**EXERCISE GOAL:**
Retype the complete listing exactly as it appears.

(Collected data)

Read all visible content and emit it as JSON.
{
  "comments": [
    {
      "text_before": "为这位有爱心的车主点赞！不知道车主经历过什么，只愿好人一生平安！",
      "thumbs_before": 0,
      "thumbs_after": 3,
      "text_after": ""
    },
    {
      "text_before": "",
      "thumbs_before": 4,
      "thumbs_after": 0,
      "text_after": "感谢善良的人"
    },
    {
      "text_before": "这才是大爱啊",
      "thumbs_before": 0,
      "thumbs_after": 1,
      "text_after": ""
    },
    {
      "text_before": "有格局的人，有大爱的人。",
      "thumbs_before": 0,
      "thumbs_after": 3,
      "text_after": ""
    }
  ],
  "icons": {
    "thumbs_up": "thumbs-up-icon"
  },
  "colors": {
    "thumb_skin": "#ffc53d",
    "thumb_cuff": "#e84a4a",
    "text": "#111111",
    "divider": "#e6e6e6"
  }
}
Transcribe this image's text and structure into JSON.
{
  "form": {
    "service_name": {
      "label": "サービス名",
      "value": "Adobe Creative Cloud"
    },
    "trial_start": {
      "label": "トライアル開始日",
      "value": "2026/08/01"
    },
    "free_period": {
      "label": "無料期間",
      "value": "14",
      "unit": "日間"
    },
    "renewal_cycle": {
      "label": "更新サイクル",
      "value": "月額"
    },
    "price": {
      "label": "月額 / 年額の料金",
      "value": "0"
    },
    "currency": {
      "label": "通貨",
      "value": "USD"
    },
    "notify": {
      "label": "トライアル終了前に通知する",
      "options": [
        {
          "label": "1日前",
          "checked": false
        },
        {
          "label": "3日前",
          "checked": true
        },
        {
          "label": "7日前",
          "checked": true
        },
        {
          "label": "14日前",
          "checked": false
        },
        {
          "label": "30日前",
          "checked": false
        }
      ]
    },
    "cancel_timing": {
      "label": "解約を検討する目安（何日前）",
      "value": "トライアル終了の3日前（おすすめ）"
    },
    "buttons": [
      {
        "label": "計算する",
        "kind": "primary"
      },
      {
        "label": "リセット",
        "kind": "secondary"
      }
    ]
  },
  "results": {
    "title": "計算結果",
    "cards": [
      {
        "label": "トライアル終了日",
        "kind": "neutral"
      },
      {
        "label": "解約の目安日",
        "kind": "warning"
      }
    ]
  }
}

**FULL ANSWER:**
Read all visible content and emit it as JSON.
{
  "comments": [
    {
      "text_before": "为这位有爱心的车主点赞！不知道车主经历过什么，只愿好人一生平安！",
      "thumbs_before": 0,
      "thumbs_after": 3,
      "text_after": ""
    },
    {
      "text_before": "",
      "thumbs_before": 4,
      "thumbs_after": 0,
      "text_after": "感谢善良的人"
    },
    {
      "text_before": "这才是大爱啊",
      "thumbs_before": 0,
      "thumbs_after": 1,
      "text_after": ""
    },
    {
      "text_before": "有格局的人，有大爱的人。",
      "thumbs_before": 0,
      "thumbs_after": 3,
      "text_after": ""
    }
  ],
  "icons": {
    "thumbs_up": "thumbs-up-icon"
  },
  "colors": {
    "thumb_skin": "#ffc53d",
    "thumb_cuff": "#e84a4a",
    "text": "#111111",
    "divider": "#e6e6e6"
  }
}
Transcribe this image's text and structure into JSON.
{
  "form": {
    "service_name": {
      "label": "サービス名",
      "value": "Adobe Creative Cloud"
    },
    "trial_start": {
      "label": "トライアル開始日",
      "value": "2026/08/01"
    },
    "free_period": {
      "label": "無料期間",
      "value": "14",
      "unit": "日間"
    },
    "renewal_cycle": {
      "label": "更新サイクル",
      "value": "月額"
    },
    "price": {
      "label": "月額 / 年額の料金",
      "value": "0"
    },
    "currency": {
      "label": "通貨",
      "value": "USD"
    },
    "notify": {
      "label": "トライアル終了前に通知する",
      "options": [
        {
          "label": "1日前",
          "checked": false
        },
        {
          "label": "3日前",
          "checked": true
        },
        {
          "label": "7日前",
          "checked": true
        },
        {
          "label": "14日前",
          "checked": false
        },
        {
          "label": "30日前",
          "checked": false
        }
      ]
    },
    "cancel_timing": {
      "label": "解約を検討する目安（何日前）",
      "value": "トライアル終了の3日前（おすすめ）"
    },
    "buttons": [
      {
        "label": "計算する",
        "kind": "primary"
      },
      {
        "label": "リセット",
        "kind": "secondary"
      }
    ]
  },
  "results": {
    "title": "計算結果",
    "cards": [
      {
        "label": "トライアル終了日",
        "kind": "neutral"
      },
      {
        "label": "解約の目安日",
        "kind": "warning"
      }
    ]
  }
}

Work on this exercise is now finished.